[Dataset records]

━━━━━━━━━━━━━━━━━━━━━━━━━━━━━━

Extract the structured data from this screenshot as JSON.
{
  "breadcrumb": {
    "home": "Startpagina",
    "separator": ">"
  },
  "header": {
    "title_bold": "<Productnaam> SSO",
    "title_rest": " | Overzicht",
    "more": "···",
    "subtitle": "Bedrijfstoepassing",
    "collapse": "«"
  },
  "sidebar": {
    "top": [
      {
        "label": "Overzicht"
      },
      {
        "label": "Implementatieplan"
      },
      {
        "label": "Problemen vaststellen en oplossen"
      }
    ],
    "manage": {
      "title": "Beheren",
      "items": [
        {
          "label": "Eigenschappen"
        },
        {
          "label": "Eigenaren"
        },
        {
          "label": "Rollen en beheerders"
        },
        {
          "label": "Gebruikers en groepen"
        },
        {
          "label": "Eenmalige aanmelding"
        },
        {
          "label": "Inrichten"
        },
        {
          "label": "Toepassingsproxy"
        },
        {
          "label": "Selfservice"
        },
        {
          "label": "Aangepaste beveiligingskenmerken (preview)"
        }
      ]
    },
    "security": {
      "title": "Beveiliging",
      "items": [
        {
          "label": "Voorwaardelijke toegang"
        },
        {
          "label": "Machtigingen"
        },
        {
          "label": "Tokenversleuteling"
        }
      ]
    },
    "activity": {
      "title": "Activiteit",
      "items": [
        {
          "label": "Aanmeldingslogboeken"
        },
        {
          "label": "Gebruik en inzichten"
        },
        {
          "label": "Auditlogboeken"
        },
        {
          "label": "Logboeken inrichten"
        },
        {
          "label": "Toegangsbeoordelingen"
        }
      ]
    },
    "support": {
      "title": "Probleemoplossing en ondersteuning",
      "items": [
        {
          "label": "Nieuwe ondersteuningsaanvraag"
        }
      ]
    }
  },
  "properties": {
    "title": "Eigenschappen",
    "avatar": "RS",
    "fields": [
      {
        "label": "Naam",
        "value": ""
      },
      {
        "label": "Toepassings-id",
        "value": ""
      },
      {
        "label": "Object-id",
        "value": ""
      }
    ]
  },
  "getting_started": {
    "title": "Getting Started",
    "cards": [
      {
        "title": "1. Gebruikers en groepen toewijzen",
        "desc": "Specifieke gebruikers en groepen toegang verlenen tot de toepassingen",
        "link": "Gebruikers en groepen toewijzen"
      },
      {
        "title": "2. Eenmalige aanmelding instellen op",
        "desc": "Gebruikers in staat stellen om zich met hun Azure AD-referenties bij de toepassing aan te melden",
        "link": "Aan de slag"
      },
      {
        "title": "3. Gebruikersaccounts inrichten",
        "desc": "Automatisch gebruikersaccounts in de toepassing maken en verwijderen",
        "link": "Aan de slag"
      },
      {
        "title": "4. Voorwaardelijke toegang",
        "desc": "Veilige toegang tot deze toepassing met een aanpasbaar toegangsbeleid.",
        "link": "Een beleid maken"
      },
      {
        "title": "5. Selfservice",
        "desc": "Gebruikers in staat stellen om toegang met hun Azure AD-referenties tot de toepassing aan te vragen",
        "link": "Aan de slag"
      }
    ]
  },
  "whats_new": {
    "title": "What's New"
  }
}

━━━━━━━━━━━━━━━━━━━━━━━━━━━━━━

BRIEF ::
Collect the lines that hold "Overzicht".

ANSWER IN FULL ::
    "title_rest": " | Overzicht",
        "label": "Overzicht"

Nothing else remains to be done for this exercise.